__ENTRIES SUPPLIED__:
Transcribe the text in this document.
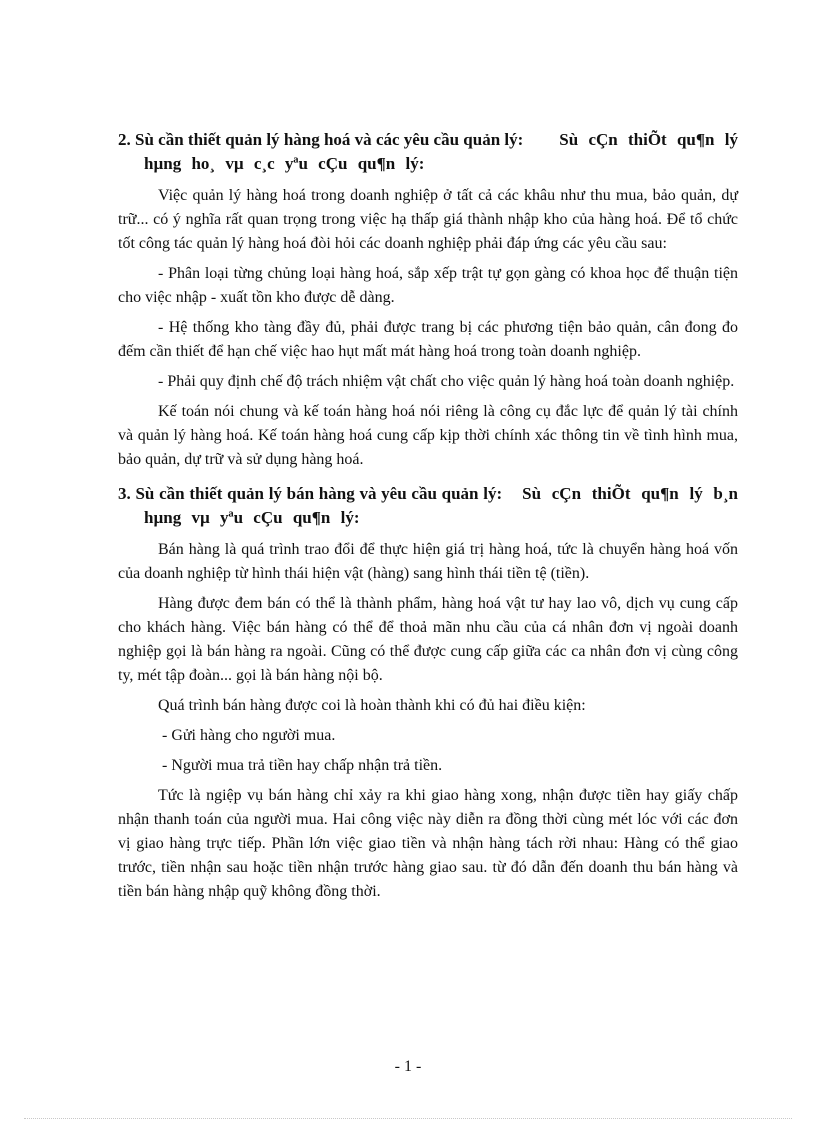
2. Sù cần thiết quản lý hàng hoá và các yêu cầu quản lý: Sù cÇn thiÕt qu¶n lý hµng ho¸ vµ c¸c yªu cÇu qu¶n lý:

Việc quản lý hàng hoá trong doanh nghiệp ở tất cả các khâu như thu mua, bảo quản, dự trữ... có ý nghĩa rất quan trọng trong việc hạ thấp giá thành nhập kho của hàng hoá. Để tổ chức tốt công tác quản lý hàng hoá đòi hỏi các doanh nghiệp phải đáp ứng các yêu cầu sau:

- Phân loại từng chủng loại hàng hoá, sắp xếp trật tự gọn gàng có khoa học để thuận tiện cho việc nhập - xuất tồn kho được dễ dàng.

- Hệ thống kho tàng đầy đủ, phải được trang bị các phương tiện bảo quản, cân đong đo đếm cần thiết để hạn chế việc hao hụt mất mát hàng hoá trong toàn doanh nghiệp.

- Phải quy định chế độ trách nhiệm vật chất cho việc quản lý hàng hoá toàn doanh nghiệp.

Kế toán nói chung và kế toán hàng hoá nói riêng là công cụ đắc lực để quản lý tài chính và quản lý hàng hoá. Kế toán hàng hoá cung cấp kịp thời chính xác thông tin về tình hình mua, bảo quản, dự trữ và sử dụng hàng hoá.

3. Sù cần thiết quản lý bán hàng và yêu cầu quản lý: Sù cÇn thiÕt qu¶n lý b¸n hµng vµ yªu cÇu qu¶n lý:

Bán hàng là quá trình trao đổi để thực hiện giá trị hàng hoá, tức là chuyển hàng hoá vốn của doanh nghiệp từ hình thái hiện vật (hàng) sang hình thái tiền tệ (tiền).

Hàng được đem bán có thể là thành phẩm, hàng hoá vật tư hay lao vô, dịch vụ cung cấp cho khách hàng. Việc bán hàng có thể để thoả mãn nhu cầu của cá nhân đơn vị ngoài doanh nghiệp gọi là bán hàng ra ngoài. Cũng có thể được cung cấp giữa các ca nhân đơn vị cùng công ty, mét tập đoàn... gọi là bán hàng nội bộ.

Quá trình bán hàng được coi là hoàn thành khi có đủ hai điều kiện:

- Gửi hàng cho người mua.

- Người mua trả tiền hay chấp nhận trả tiền.

Tức là ngiệp vụ bán hàng chỉ xảy ra khi giao hàng xong, nhận được tiền hay giấy chấp nhận thanh toán của người mua. Hai công việc này diễn ra đồng thời cùng mét lóc với các đơn vị giao hàng trực tiếp. Phần lớn việc giao tiền và nhận hàng tách rời nhau: Hàng có thể giao trước, tiền nhận sau hoặc tiền nhận trước hàng giao sau. từ đó dẫn đến doanh thu bán hàng và tiền bán hàng nhập quỹ không đồng thời.

- 1 -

__AIM OF THE EXERCISE__: Using the material above, retype each entry exactly and omit the pictures.

__SOLUTION TO THIS EXERCISE__:
Transcribe the text in this document.
2. Sù cần thiết quản lý hàng hoá và các yêu cầu quản lý: Sù cÇn thiÕt qu¶n lý hµng ho¸ vµ c¸c yªu cÇu qu¶n lý:

Việc quản lý hàng hoá trong doanh nghiệp ở tất cả các khâu như thu mua, bảo quản, dự trữ... có ý nghĩa rất quan trọng trong việc hạ thấp giá thành nhập kho của hàng hoá. Để tổ chức tốt công tác quản lý hàng hoá đòi hỏi các doanh nghiệp phải đáp ứng các yêu cầu sau:

- Phân loại từng chủng loại hàng hoá, sắp xếp trật tự gọn gàng có khoa học để thuận tiện cho việc nhập - xuất tồn kho được dễ dàng.

- Hệ thống kho tàng đầy đủ, phải được trang bị các phương tiện bảo quản, cân đong đo đếm cần thiết để hạn chế việc hao hụt mất mát hàng hoá trong toàn doanh nghiệp.

- Phải quy định chế độ trách nhiệm vật chất cho việc quản lý hàng hoá toàn doanh nghiệp.

Kế toán nói chung và kế toán hàng hoá nói riêng là công cụ đắc lực để quản lý tài chính và quản lý hàng hoá. Kế toán hàng hoá cung cấp kịp thời chính xác thông tin về tình hình mua, bảo quản, dự trữ và sử dụng hàng hoá.

3. Sù cần thiết quản lý bán hàng và yêu cầu quản lý: Sù cÇn thiÕt qu¶n lý b¸n hµng vµ yªu cÇu qu¶n lý:

Bán hàng là quá trình trao đổi để thực hiện giá trị hàng hoá, tức là chuyển hàng hoá vốn của doanh nghiệp từ hình thái hiện vật (hàng) sang hình thái tiền tệ (tiền).

Hàng được đem bán có thể là thành phẩm, hàng hoá vật tư hay lao vô, dịch vụ cung cấp cho khách hàng. Việc bán hàng có thể để thoả mãn nhu cầu của cá nhân đơn vị ngoài doanh nghiệp gọi là bán hàng ra ngoài. Cũng có thể được cung cấp giữa các ca nhân đơn vị cùng công ty, mét tập đoàn... gọi là bán hàng nội bộ.

Quá trình bán hàng được coi là hoàn thành khi có đủ hai điều kiện:

- Gửi hàng cho người mua.

- Người mua trả tiền hay chấp nhận trả tiền.

Tức là ngiệp vụ bán hàng chỉ xảy ra khi giao hàng xong, nhận được tiền hay giấy chấp nhận thanh toán của người mua. Hai công việc này diễn ra đồng thời cùng mét lóc với các đơn vị giao hàng trực tiếp. Phần lớn việc giao tiền và nhận hàng tách rời nhau: Hàng có thể giao trước, tiền nhận sau hoặc tiền nhận trước hàng giao sau. từ đó dẫn đến doanh thu bán hàng và tiền bán hàng nhập quỹ không đồng thời.

- 1 -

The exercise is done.